Goal:
Extract all lines containing "②说法错误".

* begin Dataset records *

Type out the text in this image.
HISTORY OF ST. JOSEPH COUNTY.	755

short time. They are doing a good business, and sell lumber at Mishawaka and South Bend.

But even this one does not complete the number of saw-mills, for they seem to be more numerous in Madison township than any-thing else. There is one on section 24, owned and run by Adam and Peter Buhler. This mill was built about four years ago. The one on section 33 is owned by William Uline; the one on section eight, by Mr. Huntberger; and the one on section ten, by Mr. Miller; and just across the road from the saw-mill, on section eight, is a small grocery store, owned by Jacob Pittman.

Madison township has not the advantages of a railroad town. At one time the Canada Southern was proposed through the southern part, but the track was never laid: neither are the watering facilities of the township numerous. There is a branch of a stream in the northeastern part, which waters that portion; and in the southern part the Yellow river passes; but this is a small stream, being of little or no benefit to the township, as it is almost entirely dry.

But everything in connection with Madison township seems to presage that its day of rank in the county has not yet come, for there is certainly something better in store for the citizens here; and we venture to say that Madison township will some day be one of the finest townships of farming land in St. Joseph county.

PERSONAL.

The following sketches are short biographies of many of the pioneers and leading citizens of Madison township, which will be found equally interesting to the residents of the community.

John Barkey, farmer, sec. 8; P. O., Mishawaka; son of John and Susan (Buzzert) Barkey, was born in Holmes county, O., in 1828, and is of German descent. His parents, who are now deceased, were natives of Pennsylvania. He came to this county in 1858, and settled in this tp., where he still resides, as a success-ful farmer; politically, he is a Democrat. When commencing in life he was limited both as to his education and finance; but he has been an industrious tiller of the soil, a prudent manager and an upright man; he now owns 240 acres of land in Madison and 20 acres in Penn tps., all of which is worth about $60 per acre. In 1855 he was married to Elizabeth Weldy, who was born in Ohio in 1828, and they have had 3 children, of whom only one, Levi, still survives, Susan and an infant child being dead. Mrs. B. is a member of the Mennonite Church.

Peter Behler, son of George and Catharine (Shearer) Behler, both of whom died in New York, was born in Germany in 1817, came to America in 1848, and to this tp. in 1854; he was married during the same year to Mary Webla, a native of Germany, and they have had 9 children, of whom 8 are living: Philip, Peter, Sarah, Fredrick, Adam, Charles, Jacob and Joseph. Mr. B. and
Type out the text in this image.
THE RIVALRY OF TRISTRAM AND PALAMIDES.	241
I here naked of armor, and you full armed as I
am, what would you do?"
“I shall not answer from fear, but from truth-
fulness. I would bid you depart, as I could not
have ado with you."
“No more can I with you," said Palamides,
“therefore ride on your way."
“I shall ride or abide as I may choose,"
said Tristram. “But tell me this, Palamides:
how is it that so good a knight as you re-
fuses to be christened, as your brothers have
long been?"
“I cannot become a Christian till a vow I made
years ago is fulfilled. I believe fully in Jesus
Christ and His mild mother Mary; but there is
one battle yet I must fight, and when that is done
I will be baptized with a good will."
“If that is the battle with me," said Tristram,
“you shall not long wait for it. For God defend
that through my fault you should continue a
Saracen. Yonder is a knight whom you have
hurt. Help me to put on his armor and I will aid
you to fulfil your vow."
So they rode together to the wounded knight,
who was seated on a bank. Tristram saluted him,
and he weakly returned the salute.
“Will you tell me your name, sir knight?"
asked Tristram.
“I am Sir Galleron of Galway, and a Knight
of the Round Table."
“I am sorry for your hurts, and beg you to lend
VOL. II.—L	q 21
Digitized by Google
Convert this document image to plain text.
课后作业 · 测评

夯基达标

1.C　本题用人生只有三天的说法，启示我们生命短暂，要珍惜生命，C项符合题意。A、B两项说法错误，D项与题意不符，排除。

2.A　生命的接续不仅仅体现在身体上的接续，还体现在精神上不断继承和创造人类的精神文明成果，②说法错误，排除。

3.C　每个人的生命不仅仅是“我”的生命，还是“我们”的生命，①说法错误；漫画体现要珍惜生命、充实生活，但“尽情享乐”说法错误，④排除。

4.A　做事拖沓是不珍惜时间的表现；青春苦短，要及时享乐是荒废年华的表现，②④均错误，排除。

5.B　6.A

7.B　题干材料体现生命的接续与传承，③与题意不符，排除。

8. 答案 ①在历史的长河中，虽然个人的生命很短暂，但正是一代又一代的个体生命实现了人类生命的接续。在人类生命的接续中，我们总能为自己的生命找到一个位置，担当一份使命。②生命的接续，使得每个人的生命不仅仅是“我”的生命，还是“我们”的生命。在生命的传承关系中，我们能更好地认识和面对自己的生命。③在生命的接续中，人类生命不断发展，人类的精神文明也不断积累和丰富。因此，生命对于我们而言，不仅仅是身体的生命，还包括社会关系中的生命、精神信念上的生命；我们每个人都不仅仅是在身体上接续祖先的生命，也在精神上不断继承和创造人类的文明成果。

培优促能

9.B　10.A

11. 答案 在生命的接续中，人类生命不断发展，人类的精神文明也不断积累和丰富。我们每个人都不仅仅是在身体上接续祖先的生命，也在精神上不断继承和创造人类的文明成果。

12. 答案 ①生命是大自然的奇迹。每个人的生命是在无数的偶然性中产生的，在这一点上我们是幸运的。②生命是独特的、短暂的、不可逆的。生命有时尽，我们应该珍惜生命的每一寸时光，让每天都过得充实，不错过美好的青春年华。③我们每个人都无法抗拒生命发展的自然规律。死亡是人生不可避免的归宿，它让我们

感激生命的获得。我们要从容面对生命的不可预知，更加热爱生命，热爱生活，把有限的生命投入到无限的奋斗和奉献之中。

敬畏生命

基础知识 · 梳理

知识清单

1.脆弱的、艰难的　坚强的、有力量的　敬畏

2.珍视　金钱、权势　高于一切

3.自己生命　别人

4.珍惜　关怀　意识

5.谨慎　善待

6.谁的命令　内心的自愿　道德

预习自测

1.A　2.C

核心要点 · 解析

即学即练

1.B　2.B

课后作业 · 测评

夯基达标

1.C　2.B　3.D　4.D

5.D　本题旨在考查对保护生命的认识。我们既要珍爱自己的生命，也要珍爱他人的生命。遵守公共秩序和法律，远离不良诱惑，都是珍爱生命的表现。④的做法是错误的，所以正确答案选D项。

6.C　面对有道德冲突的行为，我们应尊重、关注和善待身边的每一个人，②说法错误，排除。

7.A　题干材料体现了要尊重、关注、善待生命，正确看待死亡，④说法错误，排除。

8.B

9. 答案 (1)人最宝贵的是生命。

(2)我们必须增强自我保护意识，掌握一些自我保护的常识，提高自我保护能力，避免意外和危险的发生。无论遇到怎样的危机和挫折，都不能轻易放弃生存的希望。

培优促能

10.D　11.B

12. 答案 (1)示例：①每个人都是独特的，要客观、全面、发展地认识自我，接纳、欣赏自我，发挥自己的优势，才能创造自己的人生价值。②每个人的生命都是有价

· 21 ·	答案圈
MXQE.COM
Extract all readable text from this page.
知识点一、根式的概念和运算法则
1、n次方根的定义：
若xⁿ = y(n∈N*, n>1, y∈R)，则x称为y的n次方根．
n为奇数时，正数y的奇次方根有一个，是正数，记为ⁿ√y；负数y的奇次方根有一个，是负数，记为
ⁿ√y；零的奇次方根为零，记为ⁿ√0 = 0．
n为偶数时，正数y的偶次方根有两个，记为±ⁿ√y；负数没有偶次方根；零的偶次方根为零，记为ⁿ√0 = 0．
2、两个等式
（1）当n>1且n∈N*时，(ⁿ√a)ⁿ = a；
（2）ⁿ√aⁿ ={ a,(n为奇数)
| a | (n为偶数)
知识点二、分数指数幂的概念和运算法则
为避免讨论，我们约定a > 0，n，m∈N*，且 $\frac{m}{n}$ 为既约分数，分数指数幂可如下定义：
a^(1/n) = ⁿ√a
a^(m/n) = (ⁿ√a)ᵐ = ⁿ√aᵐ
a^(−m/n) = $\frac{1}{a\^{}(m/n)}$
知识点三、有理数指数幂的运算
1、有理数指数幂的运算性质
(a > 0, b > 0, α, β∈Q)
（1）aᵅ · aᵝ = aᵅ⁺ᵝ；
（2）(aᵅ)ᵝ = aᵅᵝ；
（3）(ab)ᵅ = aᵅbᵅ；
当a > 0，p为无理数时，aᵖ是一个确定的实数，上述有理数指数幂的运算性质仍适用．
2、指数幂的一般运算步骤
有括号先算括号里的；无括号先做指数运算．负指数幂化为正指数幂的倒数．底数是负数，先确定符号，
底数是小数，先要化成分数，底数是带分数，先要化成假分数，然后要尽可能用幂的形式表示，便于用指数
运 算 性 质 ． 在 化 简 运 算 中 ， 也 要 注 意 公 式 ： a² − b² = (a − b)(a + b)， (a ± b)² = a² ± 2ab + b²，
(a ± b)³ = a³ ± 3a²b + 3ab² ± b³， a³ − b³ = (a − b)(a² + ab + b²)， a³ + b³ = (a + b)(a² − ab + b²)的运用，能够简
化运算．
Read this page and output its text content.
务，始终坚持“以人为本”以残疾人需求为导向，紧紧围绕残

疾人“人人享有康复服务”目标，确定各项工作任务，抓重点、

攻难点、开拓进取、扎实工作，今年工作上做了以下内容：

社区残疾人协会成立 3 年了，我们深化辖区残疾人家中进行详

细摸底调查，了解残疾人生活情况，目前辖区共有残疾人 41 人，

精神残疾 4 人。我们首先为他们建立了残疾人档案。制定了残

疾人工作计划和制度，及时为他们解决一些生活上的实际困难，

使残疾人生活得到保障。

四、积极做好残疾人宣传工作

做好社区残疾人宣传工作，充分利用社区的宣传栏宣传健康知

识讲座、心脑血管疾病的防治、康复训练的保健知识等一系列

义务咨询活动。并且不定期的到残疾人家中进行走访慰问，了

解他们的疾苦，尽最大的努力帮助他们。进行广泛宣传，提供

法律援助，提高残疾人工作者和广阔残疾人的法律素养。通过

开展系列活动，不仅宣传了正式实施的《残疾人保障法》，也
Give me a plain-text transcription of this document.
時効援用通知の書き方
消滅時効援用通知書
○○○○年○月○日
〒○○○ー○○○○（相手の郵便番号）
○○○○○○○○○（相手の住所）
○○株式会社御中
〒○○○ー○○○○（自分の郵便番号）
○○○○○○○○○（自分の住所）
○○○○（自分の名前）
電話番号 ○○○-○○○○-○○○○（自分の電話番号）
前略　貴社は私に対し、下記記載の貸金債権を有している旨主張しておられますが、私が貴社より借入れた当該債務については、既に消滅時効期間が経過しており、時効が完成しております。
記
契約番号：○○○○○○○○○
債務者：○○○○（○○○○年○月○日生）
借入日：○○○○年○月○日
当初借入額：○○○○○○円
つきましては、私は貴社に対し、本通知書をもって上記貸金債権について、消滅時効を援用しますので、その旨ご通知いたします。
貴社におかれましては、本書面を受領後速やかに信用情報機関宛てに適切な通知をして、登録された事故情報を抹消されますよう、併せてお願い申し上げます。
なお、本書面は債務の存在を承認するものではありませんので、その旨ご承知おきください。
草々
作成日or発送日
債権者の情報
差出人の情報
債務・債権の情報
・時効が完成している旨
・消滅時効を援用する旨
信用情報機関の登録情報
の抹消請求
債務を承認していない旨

* end Dataset records *

Output for this exercise:
2.A　生命的接续不仅仅体现在身体上的接续，还体现在精神上不断继承和创造人类的精神文明成果，②说法错误，排除。
6.C　面对有道德冲突的行为，我们应尊重、关注和善待身边的每一个人，②说法错误，排除。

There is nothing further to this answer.